**RECORD SET**.
■ ■ ■ ■

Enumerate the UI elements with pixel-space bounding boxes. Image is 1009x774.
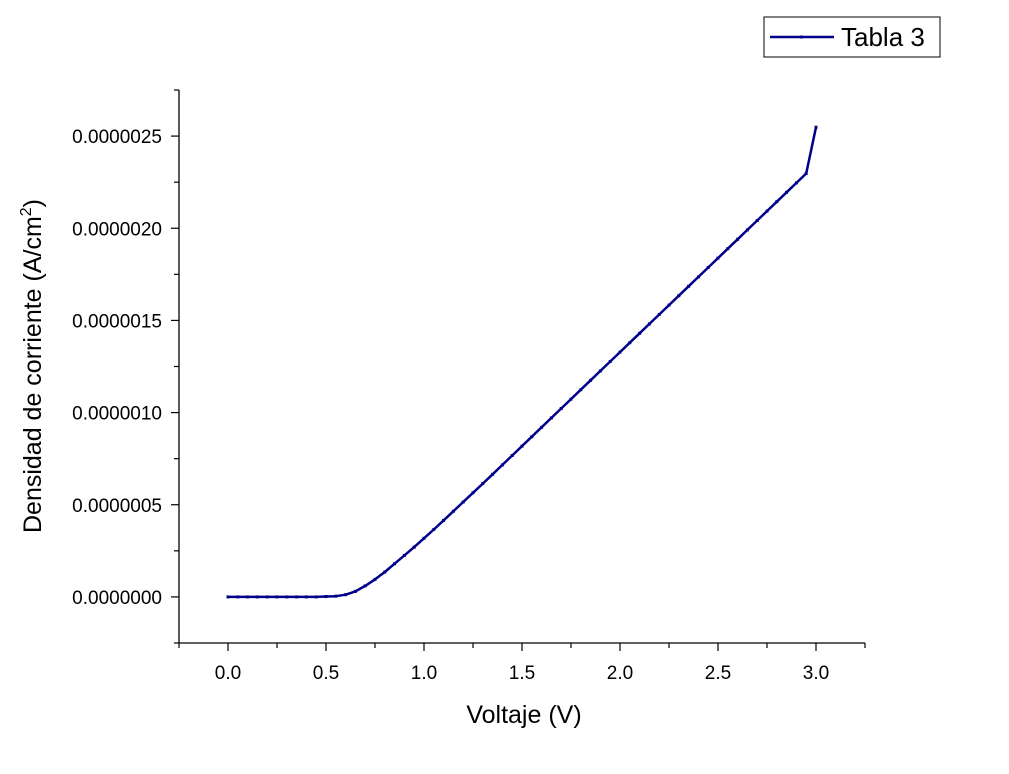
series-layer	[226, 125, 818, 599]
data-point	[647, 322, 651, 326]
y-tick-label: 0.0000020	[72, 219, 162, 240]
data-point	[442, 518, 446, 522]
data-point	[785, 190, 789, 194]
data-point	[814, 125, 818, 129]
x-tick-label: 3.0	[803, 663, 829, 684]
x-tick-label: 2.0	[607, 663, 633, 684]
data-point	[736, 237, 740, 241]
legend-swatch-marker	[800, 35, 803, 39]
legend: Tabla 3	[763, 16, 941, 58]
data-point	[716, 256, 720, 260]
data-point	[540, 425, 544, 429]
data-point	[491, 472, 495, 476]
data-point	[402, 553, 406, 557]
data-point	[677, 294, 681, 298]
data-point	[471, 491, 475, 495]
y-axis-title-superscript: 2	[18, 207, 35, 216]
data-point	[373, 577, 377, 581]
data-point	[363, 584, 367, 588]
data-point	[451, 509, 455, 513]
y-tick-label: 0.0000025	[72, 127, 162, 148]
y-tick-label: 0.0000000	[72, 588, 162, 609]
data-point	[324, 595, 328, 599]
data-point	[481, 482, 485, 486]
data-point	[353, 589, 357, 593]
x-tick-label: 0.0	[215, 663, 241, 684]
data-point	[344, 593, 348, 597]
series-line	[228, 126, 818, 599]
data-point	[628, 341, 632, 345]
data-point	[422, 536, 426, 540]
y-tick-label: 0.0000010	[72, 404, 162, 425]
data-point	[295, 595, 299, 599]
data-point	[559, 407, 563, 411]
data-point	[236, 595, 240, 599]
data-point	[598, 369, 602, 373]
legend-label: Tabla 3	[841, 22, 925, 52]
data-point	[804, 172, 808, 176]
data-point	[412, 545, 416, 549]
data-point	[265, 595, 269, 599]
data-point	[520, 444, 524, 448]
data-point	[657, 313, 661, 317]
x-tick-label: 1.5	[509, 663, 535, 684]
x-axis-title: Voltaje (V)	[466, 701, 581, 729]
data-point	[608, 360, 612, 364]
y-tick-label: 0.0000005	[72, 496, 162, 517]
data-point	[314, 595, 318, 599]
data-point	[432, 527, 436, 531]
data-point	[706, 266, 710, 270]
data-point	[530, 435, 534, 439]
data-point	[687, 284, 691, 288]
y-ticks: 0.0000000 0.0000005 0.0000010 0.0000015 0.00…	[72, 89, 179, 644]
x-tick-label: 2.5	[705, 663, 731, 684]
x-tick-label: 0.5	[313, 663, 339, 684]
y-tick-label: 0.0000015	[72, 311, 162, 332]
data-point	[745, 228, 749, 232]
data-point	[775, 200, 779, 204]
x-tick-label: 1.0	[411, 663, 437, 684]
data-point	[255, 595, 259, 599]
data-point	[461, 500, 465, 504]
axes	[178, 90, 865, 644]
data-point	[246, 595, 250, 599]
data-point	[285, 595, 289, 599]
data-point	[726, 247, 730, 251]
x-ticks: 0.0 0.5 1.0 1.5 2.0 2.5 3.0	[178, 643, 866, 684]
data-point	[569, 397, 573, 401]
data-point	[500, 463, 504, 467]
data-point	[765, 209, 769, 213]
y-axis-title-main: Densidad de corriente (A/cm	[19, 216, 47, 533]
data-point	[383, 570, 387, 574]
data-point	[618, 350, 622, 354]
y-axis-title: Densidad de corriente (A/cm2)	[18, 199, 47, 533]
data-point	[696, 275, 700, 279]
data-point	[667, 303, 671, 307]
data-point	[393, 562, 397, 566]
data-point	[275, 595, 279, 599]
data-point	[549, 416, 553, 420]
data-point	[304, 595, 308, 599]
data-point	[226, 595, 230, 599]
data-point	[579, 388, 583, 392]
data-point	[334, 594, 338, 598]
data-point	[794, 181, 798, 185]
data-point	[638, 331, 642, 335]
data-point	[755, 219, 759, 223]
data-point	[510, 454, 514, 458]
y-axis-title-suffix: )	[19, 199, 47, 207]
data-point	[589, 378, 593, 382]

■ ■ ■ ■

**REQUIRED TASK**.
Please copy out the entries word for word, starting at the line that contains "125, 818, 599]" and ending at the line that contains "500, 465, 504]", both lines included.

**TASK OUTPUT**.
series-layer	[226, 125, 818, 599]
data-point	[647, 322, 651, 326]
y-tick-label: 0.0000020	[72, 219, 162, 240]
data-point	[442, 518, 446, 522]
data-point	[785, 190, 789, 194]
data-point	[814, 125, 818, 129]
x-tick-label: 3.0	[803, 663, 829, 684]
x-tick-label: 2.0	[607, 663, 633, 684]
data-point	[736, 237, 740, 241]
legend-swatch-marker	[800, 35, 803, 39]
legend: Tabla 3	[763, 16, 941, 58]
data-point	[716, 256, 720, 260]
data-point	[540, 425, 544, 429]
data-point	[491, 472, 495, 476]
data-point	[402, 553, 406, 557]
data-point	[677, 294, 681, 298]
data-point	[471, 491, 475, 495]
y-axis-title-superscript: 2	[18, 207, 35, 216]
data-point	[373, 577, 377, 581]
data-point	[363, 584, 367, 588]
data-point	[451, 509, 455, 513]
y-tick-label: 0.0000025	[72, 127, 162, 148]
y-tick-label: 0.0000000	[72, 588, 162, 609]
data-point	[324, 595, 328, 599]
data-point	[481, 482, 485, 486]
data-point	[353, 589, 357, 593]
x-tick-label: 0.0	[215, 663, 241, 684]
data-point	[344, 593, 348, 597]
series-line	[228, 126, 818, 599]
data-point	[628, 341, 632, 345]
data-point	[422, 536, 426, 540]
y-tick-label: 0.0000010	[72, 404, 162, 425]
data-point	[295, 595, 299, 599]
data-point	[559, 407, 563, 411]
data-point	[236, 595, 240, 599]
data-point	[598, 369, 602, 373]
legend-label: Tabla 3	[841, 22, 925, 52]
data-point	[804, 172, 808, 176]
data-point	[412, 545, 416, 549]
data-point	[265, 595, 269, 599]
data-point	[520, 444, 524, 448]
data-point	[657, 313, 661, 317]
x-tick-label: 1.5	[509, 663, 535, 684]
x-axis-title: Voltaje (V)	[466, 701, 581, 729]
data-point	[608, 360, 612, 364]
y-tick-label: 0.0000005	[72, 496, 162, 517]
data-point	[314, 595, 318, 599]
data-point	[432, 527, 436, 531]
data-point	[706, 266, 710, 270]
data-point	[530, 435, 534, 439]
data-point	[687, 284, 691, 288]
y-ticks: 0.0000000 0.0000005 0.0000010 0.0000015 0.00…	[72, 89, 179, 644]
x-tick-label: 2.5	[705, 663, 731, 684]
x-tick-label: 0.5	[313, 663, 339, 684]
y-tick-label: 0.0000015	[72, 311, 162, 332]
data-point	[745, 228, 749, 232]
data-point	[775, 200, 779, 204]
x-tick-label: 1.0	[411, 663, 437, 684]
data-point	[255, 595, 259, 599]
data-point	[461, 500, 465, 504]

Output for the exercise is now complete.